*Work to complete*. Review the material and extract every line in which the word "direct" occurs.

*Dataset entries on figures*.

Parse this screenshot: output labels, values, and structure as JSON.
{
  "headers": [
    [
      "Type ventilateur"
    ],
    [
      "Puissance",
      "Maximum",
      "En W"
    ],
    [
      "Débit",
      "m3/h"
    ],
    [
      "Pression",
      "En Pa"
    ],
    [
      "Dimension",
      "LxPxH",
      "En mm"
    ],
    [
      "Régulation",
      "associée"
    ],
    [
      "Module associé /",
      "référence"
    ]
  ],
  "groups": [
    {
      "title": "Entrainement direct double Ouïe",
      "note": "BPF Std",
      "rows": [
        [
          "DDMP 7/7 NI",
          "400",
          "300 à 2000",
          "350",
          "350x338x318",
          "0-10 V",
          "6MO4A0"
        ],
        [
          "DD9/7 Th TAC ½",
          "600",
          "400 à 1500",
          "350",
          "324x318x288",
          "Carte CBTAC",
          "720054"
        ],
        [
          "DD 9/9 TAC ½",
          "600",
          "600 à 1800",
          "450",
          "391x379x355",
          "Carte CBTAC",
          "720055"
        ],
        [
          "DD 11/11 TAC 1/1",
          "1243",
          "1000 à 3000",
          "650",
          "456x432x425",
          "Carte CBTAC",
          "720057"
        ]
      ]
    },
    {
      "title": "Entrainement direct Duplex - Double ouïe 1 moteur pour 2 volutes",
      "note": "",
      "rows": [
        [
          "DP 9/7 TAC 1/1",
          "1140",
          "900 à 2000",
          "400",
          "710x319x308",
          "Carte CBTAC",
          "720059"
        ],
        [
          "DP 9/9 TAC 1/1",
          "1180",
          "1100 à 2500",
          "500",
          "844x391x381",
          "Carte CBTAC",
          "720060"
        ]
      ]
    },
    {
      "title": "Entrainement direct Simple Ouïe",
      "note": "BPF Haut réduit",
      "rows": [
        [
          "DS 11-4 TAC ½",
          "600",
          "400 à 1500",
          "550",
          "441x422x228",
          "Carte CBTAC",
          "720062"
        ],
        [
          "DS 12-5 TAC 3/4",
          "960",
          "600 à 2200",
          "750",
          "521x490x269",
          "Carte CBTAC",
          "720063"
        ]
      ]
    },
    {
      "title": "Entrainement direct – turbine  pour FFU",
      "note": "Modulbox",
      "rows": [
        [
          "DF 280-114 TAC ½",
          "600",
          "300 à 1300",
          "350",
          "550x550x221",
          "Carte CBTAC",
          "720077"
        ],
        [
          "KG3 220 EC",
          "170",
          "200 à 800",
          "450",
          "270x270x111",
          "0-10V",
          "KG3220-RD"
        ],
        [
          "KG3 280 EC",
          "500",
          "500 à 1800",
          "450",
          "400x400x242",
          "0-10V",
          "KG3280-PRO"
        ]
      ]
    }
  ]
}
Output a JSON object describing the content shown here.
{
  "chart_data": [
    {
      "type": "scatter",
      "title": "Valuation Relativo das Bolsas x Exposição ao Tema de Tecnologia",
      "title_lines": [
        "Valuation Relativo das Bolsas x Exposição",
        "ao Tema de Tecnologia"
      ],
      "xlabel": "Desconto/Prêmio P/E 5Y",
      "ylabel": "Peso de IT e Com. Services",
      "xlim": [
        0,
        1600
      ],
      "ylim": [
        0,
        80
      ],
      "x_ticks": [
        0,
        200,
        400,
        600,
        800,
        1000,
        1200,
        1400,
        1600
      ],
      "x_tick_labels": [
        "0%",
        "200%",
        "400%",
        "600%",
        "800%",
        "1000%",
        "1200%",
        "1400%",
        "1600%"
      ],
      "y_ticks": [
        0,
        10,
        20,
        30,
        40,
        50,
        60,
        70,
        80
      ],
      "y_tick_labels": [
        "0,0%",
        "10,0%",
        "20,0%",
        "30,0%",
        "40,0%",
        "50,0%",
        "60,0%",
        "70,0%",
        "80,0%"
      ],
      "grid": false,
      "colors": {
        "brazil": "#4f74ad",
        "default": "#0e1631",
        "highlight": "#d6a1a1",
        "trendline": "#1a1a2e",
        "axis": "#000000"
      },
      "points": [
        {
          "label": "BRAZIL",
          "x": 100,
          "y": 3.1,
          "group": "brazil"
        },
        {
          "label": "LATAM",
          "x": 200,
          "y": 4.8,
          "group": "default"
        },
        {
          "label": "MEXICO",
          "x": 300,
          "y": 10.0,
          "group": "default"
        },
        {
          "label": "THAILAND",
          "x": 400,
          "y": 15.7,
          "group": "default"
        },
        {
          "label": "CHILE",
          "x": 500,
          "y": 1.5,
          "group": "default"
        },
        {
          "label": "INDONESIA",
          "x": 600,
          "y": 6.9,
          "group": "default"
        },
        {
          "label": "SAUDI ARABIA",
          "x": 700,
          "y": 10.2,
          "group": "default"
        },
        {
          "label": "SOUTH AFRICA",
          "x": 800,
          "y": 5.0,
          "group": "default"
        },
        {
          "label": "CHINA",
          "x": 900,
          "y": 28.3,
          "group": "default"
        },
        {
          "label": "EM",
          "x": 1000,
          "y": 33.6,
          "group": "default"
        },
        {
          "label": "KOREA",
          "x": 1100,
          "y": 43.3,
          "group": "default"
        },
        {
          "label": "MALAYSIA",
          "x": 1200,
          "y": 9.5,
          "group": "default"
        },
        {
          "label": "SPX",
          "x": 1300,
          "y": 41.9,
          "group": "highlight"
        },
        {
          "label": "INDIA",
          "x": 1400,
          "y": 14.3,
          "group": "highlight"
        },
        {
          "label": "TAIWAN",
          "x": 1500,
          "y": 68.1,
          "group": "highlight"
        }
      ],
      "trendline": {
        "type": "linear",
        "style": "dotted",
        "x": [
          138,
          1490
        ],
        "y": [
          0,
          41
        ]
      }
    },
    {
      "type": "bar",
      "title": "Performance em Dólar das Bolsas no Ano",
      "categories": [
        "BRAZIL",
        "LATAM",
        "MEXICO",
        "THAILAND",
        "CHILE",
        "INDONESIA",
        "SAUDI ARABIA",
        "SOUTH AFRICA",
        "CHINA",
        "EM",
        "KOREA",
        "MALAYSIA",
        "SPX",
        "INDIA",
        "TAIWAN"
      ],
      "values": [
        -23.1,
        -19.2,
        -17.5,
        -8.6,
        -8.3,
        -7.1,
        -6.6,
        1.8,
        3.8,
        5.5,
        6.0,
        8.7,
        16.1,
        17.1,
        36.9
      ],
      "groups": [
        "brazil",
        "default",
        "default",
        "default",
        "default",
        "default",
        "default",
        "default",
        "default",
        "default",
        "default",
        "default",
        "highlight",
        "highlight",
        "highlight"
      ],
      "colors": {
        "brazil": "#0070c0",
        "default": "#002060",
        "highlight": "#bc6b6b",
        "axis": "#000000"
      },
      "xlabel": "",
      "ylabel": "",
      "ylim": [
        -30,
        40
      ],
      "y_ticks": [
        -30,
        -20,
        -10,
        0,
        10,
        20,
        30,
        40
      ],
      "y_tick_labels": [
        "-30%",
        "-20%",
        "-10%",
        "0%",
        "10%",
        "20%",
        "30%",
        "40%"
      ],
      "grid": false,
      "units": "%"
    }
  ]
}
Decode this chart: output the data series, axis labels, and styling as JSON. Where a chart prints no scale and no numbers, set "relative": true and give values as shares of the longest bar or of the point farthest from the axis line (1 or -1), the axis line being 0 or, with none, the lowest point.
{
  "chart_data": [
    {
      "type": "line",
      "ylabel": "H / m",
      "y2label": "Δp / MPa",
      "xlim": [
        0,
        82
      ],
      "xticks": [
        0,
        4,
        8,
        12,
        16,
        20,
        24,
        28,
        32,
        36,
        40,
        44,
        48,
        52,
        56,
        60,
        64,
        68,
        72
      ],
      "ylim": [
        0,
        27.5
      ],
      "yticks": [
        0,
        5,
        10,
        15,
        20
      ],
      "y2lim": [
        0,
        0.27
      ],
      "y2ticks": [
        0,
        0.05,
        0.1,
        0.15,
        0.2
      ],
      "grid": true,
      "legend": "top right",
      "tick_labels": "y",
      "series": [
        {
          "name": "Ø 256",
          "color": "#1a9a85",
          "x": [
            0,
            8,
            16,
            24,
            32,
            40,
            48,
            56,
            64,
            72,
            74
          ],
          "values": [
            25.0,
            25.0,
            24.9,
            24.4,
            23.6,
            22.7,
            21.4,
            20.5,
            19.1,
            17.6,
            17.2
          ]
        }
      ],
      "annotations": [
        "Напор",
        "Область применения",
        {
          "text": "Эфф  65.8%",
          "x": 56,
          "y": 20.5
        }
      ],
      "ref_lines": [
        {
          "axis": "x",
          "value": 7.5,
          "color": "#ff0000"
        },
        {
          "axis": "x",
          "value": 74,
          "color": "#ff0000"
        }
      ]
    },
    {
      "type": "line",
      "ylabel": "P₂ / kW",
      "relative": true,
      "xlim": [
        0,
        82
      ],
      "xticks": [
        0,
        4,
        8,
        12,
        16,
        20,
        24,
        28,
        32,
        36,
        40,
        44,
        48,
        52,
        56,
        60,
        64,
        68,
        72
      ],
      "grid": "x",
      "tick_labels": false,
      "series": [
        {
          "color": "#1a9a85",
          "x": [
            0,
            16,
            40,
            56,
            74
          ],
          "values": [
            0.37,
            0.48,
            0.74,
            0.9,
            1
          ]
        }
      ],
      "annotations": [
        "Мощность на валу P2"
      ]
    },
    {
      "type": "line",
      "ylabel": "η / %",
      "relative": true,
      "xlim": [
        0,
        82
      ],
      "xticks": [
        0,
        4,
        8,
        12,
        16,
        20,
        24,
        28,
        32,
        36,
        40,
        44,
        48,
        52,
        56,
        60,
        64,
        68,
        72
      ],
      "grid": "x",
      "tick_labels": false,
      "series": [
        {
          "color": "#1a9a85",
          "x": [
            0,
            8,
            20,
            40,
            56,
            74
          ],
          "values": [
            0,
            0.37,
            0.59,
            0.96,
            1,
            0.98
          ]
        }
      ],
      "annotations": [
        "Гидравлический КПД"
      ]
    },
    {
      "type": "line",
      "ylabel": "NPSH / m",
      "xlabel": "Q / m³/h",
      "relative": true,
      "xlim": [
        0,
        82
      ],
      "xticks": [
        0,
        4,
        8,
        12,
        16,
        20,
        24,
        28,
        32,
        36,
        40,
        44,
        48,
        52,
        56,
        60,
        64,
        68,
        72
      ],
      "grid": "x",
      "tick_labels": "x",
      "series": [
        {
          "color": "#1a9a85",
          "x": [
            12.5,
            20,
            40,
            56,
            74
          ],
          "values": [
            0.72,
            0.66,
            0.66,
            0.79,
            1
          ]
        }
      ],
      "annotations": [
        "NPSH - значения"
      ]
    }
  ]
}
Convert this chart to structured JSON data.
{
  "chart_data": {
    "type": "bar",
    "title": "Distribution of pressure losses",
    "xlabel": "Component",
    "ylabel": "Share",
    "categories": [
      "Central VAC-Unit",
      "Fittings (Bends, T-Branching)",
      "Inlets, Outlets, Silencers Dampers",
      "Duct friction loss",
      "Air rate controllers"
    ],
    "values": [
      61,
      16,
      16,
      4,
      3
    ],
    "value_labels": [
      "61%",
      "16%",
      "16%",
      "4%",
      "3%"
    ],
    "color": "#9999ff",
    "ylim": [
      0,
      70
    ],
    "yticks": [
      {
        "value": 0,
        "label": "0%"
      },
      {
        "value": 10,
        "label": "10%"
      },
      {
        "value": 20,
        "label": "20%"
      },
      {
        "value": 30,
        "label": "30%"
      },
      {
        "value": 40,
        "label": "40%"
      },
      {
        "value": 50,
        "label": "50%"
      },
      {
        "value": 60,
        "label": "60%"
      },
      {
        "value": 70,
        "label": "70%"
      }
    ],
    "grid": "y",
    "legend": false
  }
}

*Response to this exercise*.
      "title": "Entrainement direct double Ouïe",
      "title": "Entrainement direct Duplex - Double ouïe 1 moteur pour 2 volutes",
      "title": "Entrainement direct Simple Ouïe",
      "title": "Entrainement direct – turbine  pour FFU",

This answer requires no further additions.